Each line of the material must be returned exactly.
— Start of DATASET EXTRACT —
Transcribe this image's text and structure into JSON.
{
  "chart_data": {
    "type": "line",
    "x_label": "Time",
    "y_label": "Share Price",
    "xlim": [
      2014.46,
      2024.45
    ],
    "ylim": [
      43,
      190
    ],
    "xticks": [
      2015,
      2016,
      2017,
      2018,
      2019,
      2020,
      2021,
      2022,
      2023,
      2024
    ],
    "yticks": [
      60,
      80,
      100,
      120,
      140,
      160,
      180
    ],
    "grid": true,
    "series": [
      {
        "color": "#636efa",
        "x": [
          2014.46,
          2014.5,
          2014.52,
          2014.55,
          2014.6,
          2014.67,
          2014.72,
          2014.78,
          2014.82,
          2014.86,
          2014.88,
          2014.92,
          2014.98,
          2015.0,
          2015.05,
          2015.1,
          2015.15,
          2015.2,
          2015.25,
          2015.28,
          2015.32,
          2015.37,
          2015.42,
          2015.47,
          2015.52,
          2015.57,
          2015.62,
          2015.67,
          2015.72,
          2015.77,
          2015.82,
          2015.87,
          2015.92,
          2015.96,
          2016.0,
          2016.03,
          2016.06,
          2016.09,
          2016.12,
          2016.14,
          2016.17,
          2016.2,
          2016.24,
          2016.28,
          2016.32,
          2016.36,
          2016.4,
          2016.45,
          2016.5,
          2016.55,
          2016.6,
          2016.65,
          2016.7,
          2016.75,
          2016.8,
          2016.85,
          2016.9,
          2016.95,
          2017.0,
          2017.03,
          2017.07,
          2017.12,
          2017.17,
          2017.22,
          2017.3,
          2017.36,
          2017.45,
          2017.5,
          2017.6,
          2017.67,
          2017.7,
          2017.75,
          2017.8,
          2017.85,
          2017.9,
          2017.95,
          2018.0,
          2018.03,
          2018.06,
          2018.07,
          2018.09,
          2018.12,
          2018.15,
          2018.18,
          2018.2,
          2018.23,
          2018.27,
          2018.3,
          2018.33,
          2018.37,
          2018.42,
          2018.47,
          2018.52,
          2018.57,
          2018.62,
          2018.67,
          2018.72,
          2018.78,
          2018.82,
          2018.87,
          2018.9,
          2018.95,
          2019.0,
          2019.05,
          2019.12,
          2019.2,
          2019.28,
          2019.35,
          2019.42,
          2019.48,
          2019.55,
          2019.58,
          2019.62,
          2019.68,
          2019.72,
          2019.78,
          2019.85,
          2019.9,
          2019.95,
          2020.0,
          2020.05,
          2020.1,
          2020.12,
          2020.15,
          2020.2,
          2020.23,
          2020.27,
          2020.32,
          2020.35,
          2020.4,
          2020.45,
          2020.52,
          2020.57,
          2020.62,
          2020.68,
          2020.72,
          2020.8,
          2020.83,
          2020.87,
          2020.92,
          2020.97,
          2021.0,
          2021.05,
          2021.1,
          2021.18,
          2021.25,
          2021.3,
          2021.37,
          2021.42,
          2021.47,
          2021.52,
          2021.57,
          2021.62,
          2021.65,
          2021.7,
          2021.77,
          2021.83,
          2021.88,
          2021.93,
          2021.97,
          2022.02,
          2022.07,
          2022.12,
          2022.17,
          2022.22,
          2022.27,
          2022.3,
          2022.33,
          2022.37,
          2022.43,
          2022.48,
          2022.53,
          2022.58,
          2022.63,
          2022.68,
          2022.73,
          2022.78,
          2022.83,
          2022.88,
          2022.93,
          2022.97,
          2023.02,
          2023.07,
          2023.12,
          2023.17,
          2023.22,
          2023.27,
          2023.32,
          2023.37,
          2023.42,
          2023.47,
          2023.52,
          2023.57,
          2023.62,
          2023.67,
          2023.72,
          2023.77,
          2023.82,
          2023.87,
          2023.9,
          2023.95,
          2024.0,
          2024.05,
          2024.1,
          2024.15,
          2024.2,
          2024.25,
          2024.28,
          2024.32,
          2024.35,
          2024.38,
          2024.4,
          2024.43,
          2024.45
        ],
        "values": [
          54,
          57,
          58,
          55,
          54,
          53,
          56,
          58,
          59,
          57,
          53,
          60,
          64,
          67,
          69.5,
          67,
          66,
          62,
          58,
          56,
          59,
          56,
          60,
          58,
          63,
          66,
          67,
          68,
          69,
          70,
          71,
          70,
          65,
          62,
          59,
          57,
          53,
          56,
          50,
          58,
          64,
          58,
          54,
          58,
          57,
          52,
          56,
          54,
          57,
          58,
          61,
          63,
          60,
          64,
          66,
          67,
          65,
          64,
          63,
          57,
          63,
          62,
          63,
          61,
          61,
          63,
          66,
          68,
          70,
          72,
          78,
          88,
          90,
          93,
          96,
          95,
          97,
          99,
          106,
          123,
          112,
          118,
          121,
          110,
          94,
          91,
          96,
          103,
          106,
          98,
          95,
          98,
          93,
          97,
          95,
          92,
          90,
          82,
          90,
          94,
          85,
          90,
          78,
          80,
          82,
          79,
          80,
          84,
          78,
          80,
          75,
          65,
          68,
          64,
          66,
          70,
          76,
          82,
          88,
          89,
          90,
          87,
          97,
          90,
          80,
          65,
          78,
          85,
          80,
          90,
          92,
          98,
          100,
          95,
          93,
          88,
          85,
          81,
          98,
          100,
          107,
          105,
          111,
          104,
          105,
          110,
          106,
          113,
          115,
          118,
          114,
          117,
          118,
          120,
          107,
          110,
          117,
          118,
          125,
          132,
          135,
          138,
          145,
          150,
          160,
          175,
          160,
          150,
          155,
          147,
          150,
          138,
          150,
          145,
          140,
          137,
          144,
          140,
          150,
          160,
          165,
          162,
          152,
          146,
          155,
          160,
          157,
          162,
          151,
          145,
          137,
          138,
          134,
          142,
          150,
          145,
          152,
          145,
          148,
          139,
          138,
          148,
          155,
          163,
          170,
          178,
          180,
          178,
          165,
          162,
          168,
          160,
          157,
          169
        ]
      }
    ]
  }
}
— End of DATASET EXTRACT —
**OUTPUT FOR THIS EXERCISE**
Transcribe this image's text and structure into JSON.
{
  "chart_data": {
    "type": "line",
    "x_label": "Time",
    "y_label": "Share Price",
    "xlim": [
      2014.46,
      2024.45
    ],
    "ylim": [
      43,
      190
    ],
    "xticks": [
      2015,
      2016,
      2017,
      2018,
      2019,
      2020,
      2021,
      2022,
      2023,
      2024
    ],
    "yticks": [
      60,
      80,
      100,
      120,
      140,
      160,
      180
    ],
    "grid": true,
    "series": [
      {
        "color": "#636efa",
        "x": [
          2014.46,
          2014.5,
          2014.52,
          2014.55,
          2014.6,
          2014.67,
          2014.72,
          2014.78,
          2014.82,
          2014.86,
          2014.88,
          2014.92,
          2014.98,
          2015.0,
          2015.05,
          2015.1,
          2015.15,
          2015.2,
          2015.25,
          2015.28,
          2015.32,
          2015.37,
          2015.42,
          2015.47,
          2015.52,
          2015.57,
          2015.62,
          2015.67,
          2015.72,
          2015.77,
          2015.82,
          2015.87,
          2015.92,
          2015.96,
          2016.0,
          2016.03,
          2016.06,
          2016.09,
          2016.12,
          2016.14,
          2016.17,
          2016.2,
          2016.24,
          2016.28,
          2016.32,
          2016.36,
          2016.4,
          2016.45,
          2016.5,
          2016.55,
          2016.6,
          2016.65,
          2016.7,
          2016.75,
          2016.8,
          2016.85,
          2016.9,
          2016.95,
          2017.0,
          2017.03,
          2017.07,
          2017.12,
          2017.17,
          2017.22,
          2017.3,
          2017.36,
          2017.45,
          2017.5,
          2017.6,
          2017.67,
          2017.7,
          2017.75,
          2017.8,
          2017.85,
          2017.9,
          2017.95,
          2018.0,
          2018.03,
          2018.06,
          2018.07,
          2018.09,
          2018.12,
          2018.15,
          2018.18,
          2018.2,
          2018.23,
          2018.27,
          2018.3,
          2018.33,
          2018.37,
          2018.42,
          2018.47,
          2018.52,
          2018.57,
          2018.62,
          2018.67,
          2018.72,
          2018.78,
          2018.82,
          2018.87,
          2018.9,
          2018.95,
          2019.0,
          2019.05,
          2019.12,
          2019.2,
          2019.28,
          2019.35,
          2019.42,
          2019.48,
          2019.55,
          2019.58,
          2019.62,
          2019.68,
          2019.72,
          2019.78,
          2019.85,
          2019.9,
          2019.95,
          2020.0,
          2020.05,
          2020.1,
          2020.12,
          2020.15,
          2020.2,
          2020.23,
          2020.27,
          2020.32,
          2020.35,
          2020.4,
          2020.45,
          2020.52,
          2020.57,
          2020.62,
          2020.68,
          2020.72,
          2020.8,
          2020.83,
          2020.87,
          2020.92,
          2020.97,
          2021.0,
          2021.05,
          2021.1,
          2021.18,
          2021.25,
          2021.3,
          2021.37,
          2021.42,
          2021.47,
          2021.52,
          2021.57,
          2021.62,
          2021.65,
          2021.7,
          2021.77,
          2021.83,
          2021.88,
          2021.93,
          2021.97,
          2022.02,
          2022.07,
          2022.12,
          2022.17,
          2022.22,
          2022.27,
          2022.3,
          2022.33,
          2022.37,
          2022.43,
          2022.48,
          2022.53,
          2022.58,
          2022.63,
          2022.68,
          2022.73,
          2022.78,
          2022.83,
          2022.88,
          2022.93,
          2022.97,
          2023.02,
          2023.07,
          2023.12,
          2023.17,
          2023.22,
          2023.27,
          2023.32,
          2023.37,
          2023.42,
          2023.47,
          2023.52,
          2023.57,
          2023.62,
          2023.67,
          2023.72,
          2023.77,
          2023.82,
          2023.87,
          2023.9,
          2023.95,
          2024.0,
          2024.05,
          2024.1,
          2024.15,
          2024.2,
          2024.25,
          2024.28,
          2024.32,
          2024.35,
          2024.38,
          2024.4,
          2024.43,
          2024.45
        ],
        "values": [
          54,
          57,
          58,
          55,
          54,
          53,
          56,
          58,
          59,
          57,
          53,
          60,
          64,
          67,
          69.5,
          67,
          66,
          62,
          58,
          56,
          59,
          56,
          60,
          58,
          63,
          66,
          67,
          68,
          69,
          70,
          71,
          70,
          65,
          62,
          59,
          57,
          53,
          56,
          50,
          58,
          64,
          58,
          54,
          58,
          57,
          52,
          56,
          54,
          57,
          58,
          61,
          63,
          60,
          64,
          66,
          67,
          65,
          64,
          63,
          57,
          63,
          62,
          63,
          61,
          61,
          63,
          66,
          68,
          70,
          72,
          78,
          88,
          90,
          93,
          96,
          95,
          97,
          99,
          106,
          123,
          112,
          118,
          121,
          110,
          94,
          91,
          96,
          103,
          106,
          98,
          95,
          98,
          93,
          97,
          95,
          92,
          90,
          82,
          90,
          94,
          85,
          90,
          78,
          80,
          82,
          79,
          80,
          84,
          78,
          80,
          75,
          65,
          68,
          64,
          66,
          70,
          76,
          82,
          88,
          89,
          90,
          87,
          97,
          90,
          80,
          65,
          78,
          85,
          80,
          90,
          92,
          98,
          100,
          95,
          93,
          88,
          85,
          81,
          98,
          100,
          107,
          105,
          111,
          104,
          105,
          110,
          106,
          113,
          115,
          118,
          114,
          117,
          118,
          120,
          107,
          110,
          117,
          118,
          125,
          132,
          135,
          138,
          145,
          150,
          160,
          175,
          160,
          150,
          155,
          147,
          150,
          138,
          150,
          145,
          140,
          137,
          144,
          140,
          150,
          160,
          165,
          162,
          152,
          146,
          155,
          160,
          157,
          162,
          151,
          145,
          137,
          138,
          134,
          142,
          150,
          145,
          152,
          145,
          148,
          139,
          138,
          148,
          155,
          163,
          170,
          178,
          180,
          178,
          165,
          162,
          168,
          160,
          157,
          169
        ]
      }
    ]
  }
}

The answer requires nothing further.